» Exercise prompt:
All records are to be retyped faithfully and completely.

» Available data:

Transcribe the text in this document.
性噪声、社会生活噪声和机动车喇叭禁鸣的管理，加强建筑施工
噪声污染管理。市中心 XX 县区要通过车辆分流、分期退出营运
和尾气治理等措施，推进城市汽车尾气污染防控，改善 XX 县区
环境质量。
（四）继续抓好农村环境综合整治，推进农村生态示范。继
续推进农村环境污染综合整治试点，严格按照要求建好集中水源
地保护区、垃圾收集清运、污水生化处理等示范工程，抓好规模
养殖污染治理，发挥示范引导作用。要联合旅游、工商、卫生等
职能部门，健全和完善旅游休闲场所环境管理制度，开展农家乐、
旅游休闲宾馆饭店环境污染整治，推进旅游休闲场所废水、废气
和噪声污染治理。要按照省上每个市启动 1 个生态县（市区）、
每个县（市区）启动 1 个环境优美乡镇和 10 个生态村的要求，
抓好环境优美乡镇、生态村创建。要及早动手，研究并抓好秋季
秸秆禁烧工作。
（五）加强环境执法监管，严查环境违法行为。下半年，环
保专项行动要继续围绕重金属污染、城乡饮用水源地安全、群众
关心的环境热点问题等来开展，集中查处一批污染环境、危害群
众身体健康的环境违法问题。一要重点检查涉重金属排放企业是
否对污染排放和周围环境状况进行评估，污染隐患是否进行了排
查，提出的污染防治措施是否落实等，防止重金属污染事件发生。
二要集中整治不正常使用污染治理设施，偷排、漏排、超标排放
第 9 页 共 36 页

» Task response:
Transcribe the text in this document.
性噪声、社会生活噪声和机动车喇叭禁鸣的管理，加强建筑施工
噪声污染管理。市中心 XX 县区要通过车辆分流、分期退出营运
和尾气治理等措施，推进城市汽车尾气污染防控，改善 XX 县区
环境质量。
（四）继续抓好农村环境综合整治，推进农村生态示范。继
续推进农村环境污染综合整治试点，严格按照要求建好集中水源
地保护区、垃圾收集清运、污水生化处理等示范工程，抓好规模
养殖污染治理，发挥示范引导作用。要联合旅游、工商、卫生等
职能部门，健全和完善旅游休闲场所环境管理制度，开展农家乐、
旅游休闲宾馆饭店环境污染整治，推进旅游休闲场所废水、废气
和噪声污染治理。要按照省上每个市启动 1 个生态县（市区）、
每个县（市区）启动 1 个环境优美乡镇和 10 个生态村的要求，
抓好环境优美乡镇、生态村创建。要及早动手，研究并抓好秋季
秸秆禁烧工作。
（五）加强环境执法监管，严查环境违法行为。下半年，环
保专项行动要继续围绕重金属污染、城乡饮用水源地安全、群众
关心的环境热点问题等来开展，集中查处一批污染环境、危害群
众身体健康的环境违法问题。一要重点检查涉重金属排放企业是
否对污染排放和周围环境状况进行评估，污染隐患是否进行了排
查，提出的污染防治措施是否落实等，防止重金属污染事件发生。
二要集中整治不正常使用污染治理设施，偷排、漏排、超标排放
第 9 页 共 36 页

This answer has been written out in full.